- _GOAL_
Below are some records; return each one exactly.

(Stored data)

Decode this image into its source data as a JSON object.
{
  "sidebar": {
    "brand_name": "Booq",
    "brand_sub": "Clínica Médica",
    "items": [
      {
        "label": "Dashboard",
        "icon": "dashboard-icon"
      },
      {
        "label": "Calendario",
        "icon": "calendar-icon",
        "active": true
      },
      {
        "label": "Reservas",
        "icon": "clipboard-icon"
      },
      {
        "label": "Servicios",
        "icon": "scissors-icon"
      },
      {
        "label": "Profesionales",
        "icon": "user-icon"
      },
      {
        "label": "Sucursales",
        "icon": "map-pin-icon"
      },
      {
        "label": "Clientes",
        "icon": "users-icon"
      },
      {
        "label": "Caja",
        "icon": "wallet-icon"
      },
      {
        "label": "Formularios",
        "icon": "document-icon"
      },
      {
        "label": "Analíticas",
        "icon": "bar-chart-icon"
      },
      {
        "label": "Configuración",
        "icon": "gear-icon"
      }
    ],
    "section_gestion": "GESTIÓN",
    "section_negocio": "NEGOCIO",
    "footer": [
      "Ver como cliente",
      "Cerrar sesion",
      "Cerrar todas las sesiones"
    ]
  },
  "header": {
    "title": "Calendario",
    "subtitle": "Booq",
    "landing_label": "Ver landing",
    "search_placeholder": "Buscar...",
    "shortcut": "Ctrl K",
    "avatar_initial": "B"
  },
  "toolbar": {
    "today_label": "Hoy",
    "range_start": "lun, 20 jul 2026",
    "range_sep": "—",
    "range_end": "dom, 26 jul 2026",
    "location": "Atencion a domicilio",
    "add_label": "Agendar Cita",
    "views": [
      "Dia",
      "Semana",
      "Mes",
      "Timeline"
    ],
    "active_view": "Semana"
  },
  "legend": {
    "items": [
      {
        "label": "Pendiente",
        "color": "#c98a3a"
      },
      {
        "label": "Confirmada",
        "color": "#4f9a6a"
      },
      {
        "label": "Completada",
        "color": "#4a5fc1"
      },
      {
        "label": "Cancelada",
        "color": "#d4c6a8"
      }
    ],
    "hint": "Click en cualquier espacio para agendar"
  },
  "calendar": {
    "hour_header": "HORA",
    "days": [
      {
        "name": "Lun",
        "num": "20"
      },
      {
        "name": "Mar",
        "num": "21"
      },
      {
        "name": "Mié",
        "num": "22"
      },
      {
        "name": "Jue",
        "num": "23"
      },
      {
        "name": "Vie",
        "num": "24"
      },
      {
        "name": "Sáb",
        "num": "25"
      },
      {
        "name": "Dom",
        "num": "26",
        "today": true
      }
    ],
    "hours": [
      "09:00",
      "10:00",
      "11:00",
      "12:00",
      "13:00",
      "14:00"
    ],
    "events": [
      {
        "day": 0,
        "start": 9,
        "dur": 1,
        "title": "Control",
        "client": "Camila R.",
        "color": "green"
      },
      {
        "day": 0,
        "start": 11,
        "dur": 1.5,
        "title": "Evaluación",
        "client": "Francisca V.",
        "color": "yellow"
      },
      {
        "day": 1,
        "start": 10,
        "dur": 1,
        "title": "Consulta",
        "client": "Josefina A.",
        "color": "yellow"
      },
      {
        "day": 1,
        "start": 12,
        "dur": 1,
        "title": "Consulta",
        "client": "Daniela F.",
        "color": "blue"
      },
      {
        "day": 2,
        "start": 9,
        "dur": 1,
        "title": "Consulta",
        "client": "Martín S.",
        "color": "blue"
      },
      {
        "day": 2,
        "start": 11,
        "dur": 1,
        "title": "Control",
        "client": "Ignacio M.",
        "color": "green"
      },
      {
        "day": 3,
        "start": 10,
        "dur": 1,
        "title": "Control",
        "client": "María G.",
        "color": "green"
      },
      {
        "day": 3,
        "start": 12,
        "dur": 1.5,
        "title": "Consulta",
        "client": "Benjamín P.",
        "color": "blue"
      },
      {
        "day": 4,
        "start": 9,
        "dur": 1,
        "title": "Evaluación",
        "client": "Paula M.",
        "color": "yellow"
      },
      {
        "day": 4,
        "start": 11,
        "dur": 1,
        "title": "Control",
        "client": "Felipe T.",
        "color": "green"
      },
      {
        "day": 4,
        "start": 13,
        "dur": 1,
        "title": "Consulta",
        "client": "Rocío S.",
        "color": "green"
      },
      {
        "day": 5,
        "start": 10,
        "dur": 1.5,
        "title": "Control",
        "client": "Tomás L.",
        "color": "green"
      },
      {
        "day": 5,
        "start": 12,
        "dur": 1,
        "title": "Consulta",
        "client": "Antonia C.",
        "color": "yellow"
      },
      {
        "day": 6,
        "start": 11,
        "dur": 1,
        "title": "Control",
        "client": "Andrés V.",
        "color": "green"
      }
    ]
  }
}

- _SOLUTION BELOW_
Decode this image into its source data as a JSON object.
{
  "sidebar": {
    "brand_name": "Booq",
    "brand_sub": "Clínica Médica",
    "items": [
      {
        "label": "Dashboard",
        "icon": "dashboard-icon"
      },
      {
        "label": "Calendario",
        "icon": "calendar-icon",
        "active": true
      },
      {
        "label": "Reservas",
        "icon": "clipboard-icon"
      },
      {
        "label": "Servicios",
        "icon": "scissors-icon"
      },
      {
        "label": "Profesionales",
        "icon": "user-icon"
      },
      {
        "label": "Sucursales",
        "icon": "map-pin-icon"
      },
      {
        "label": "Clientes",
        "icon": "users-icon"
      },
      {
        "label": "Caja",
        "icon": "wallet-icon"
      },
      {
        "label": "Formularios",
        "icon": "document-icon"
      },
      {
        "label": "Analíticas",
        "icon": "bar-chart-icon"
      },
      {
        "label": "Configuración",
        "icon": "gear-icon"
      }
    ],
    "section_gestion": "GESTIÓN",
    "section_negocio": "NEGOCIO",
    "footer": [
      "Ver como cliente",
      "Cerrar sesion",
      "Cerrar todas las sesiones"
    ]
  },
  "header": {
    "title": "Calendario",
    "subtitle": "Booq",
    "landing_label": "Ver landing",
    "search_placeholder": "Buscar...",
    "shortcut": "Ctrl K",
    "avatar_initial": "B"
  },
  "toolbar": {
    "today_label": "Hoy",
    "range_start": "lun, 20 jul 2026",
    "range_sep": "—",
    "range_end": "dom, 26 jul 2026",
    "location": "Atencion a domicilio",
    "add_label": "Agendar Cita",
    "views": [
      "Dia",
      "Semana",
      "Mes",
      "Timeline"
    ],
    "active_view": "Semana"
  },
  "legend": {
    "items": [
      {
        "label": "Pendiente",
        "color": "#c98a3a"
      },
      {
        "label": "Confirmada",
        "color": "#4f9a6a"
      },
      {
        "label": "Completada",
        "color": "#4a5fc1"
      },
      {
        "label": "Cancelada",
        "color": "#d4c6a8"
      }
    ],
    "hint": "Click en cualquier espacio para agendar"
  },
  "calendar": {
    "hour_header": "HORA",
    "days": [
      {
        "name": "Lun",
        "num": "20"
      },
      {
        "name": "Mar",
        "num": "21"
      },
      {
        "name": "Mié",
        "num": "22"
      },
      {
        "name": "Jue",
        "num": "23"
      },
      {
        "name": "Vie",
        "num": "24"
      },
      {
        "name": "Sáb",
        "num": "25"
      },
      {
        "name": "Dom",
        "num": "26",
        "today": true
      }
    ],
    "hours": [
      "09:00",
      "10:00",
      "11:00",
      "12:00",
      "13:00",
      "14:00"
    ],
    "events": [
      {
        "day": 0,
        "start": 9,
        "dur": 1,
        "title": "Control",
        "client": "Camila R.",
        "color": "green"
      },
      {
        "day": 0,
        "start": 11,
        "dur": 1.5,
        "title": "Evaluación",
        "client": "Francisca V.",
        "color": "yellow"
      },
      {
        "day": 1,
        "start": 10,
        "dur": 1,
        "title": "Consulta",
        "client": "Josefina A.",
        "color": "yellow"
      },
      {
        "day": 1,
        "start": 12,
        "dur": 1,
        "title": "Consulta",
        "client": "Daniela F.",
        "color": "blue"
      },
      {
        "day": 2,
        "start": 9,
        "dur": 1,
        "title": "Consulta",
        "client": "Martín S.",
        "color": "blue"
      },
      {
        "day": 2,
        "start": 11,
        "dur": 1,
        "title": "Control",
        "client": "Ignacio M.",
        "color": "green"
      },
      {
        "day": 3,
        "start": 10,
        "dur": 1,
        "title": "Control",
        "client": "María G.",
        "color": "green"
      },
      {
        "day": 3,
        "start": 12,
        "dur": 1.5,
        "title": "Consulta",
        "client": "Benjamín P.",
        "color": "blue"
      },
      {
        "day": 4,
        "start": 9,
        "dur": 1,
        "title": "Evaluación",
        "client": "Paula M.",
        "color": "yellow"
      },
      {
        "day": 4,
        "start": 11,
        "dur": 1,
        "title": "Control",
        "client": "Felipe T.",
        "color": "green"
      },
      {
        "day": 4,
        "start": 13,
        "dur": 1,
        "title": "Consulta",
        "client": "Rocío S.",
        "color": "green"
      },
      {
        "day": 5,
        "start": 10,
        "dur": 1.5,
        "title": "Control",
        "client": "Tomás L.",
        "color": "green"
      },
      {
        "day": 5,
        "start": 12,
        "dur": 1,
        "title": "Consulta",
        "client": "Antonia C.",
        "color": "yellow"
      },
      {
        "day": 6,
        "start": 11,
        "dur": 1,
        "title": "Control",
        "client": "Andrés V.",
        "color": "green"
      }
    ]
  }
}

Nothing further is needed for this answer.